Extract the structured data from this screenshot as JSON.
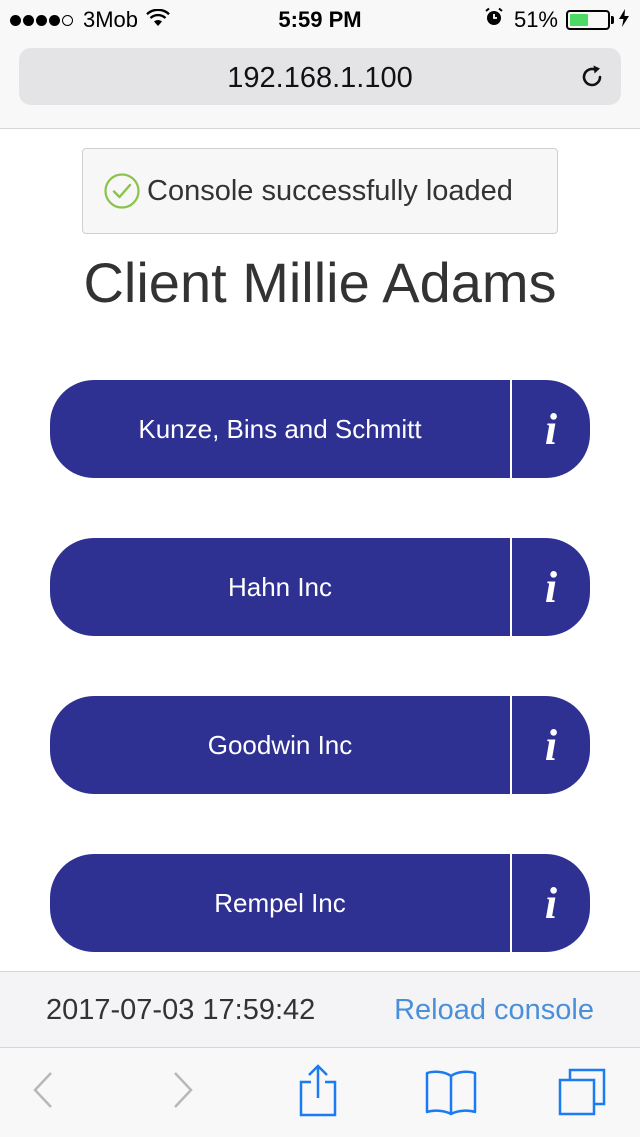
{
  "status_bar": {
    "carrier": "3Mob",
    "time": "5:59 PM",
    "battery_percent": "51%",
    "battery_level": 0.51,
    "signal_bars": 4,
    "signal_total": 5
  },
  "url_bar": {
    "url": "192.168.1.100",
    "reload_icon": "reload-icon"
  },
  "notice": {
    "text": "Console successfully loaded",
    "icon": "check-circle-icon",
    "icon_color": "#8bc34a"
  },
  "client": {
    "title": "Client Millie Adams"
  },
  "companies": [
    {
      "name": "Kunze, Bins and Schmitt",
      "info_label": "i"
    },
    {
      "name": "Hahn Inc",
      "info_label": "i"
    },
    {
      "name": "Goodwin Inc",
      "info_label": "i"
    },
    {
      "name": "Rempel Inc",
      "info_label": "i"
    }
  ],
  "footer": {
    "timestamp": "2017-07-03 17:59:42",
    "reload_label": "Reload console"
  },
  "toolbar": {
    "items": [
      "back-icon",
      "forward-icon",
      "share-icon",
      "bookmarks-icon",
      "tabs-icon"
    ]
  },
  "colors": {
    "button": "#2e3092",
    "link": "#4a90d9",
    "accent": "#1a7bf2"
  }
}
━━━━━━━━━━━━━━━━━━━━
→ STATED EXERCISE: Copy every line of the listing that contains the word "name".

→ RESULT:
      "name": "Kunze, Bins and Schmitt",
      "name": "Hahn Inc",
      "name": "Goodwin Inc",
      "name": "Rempel Inc",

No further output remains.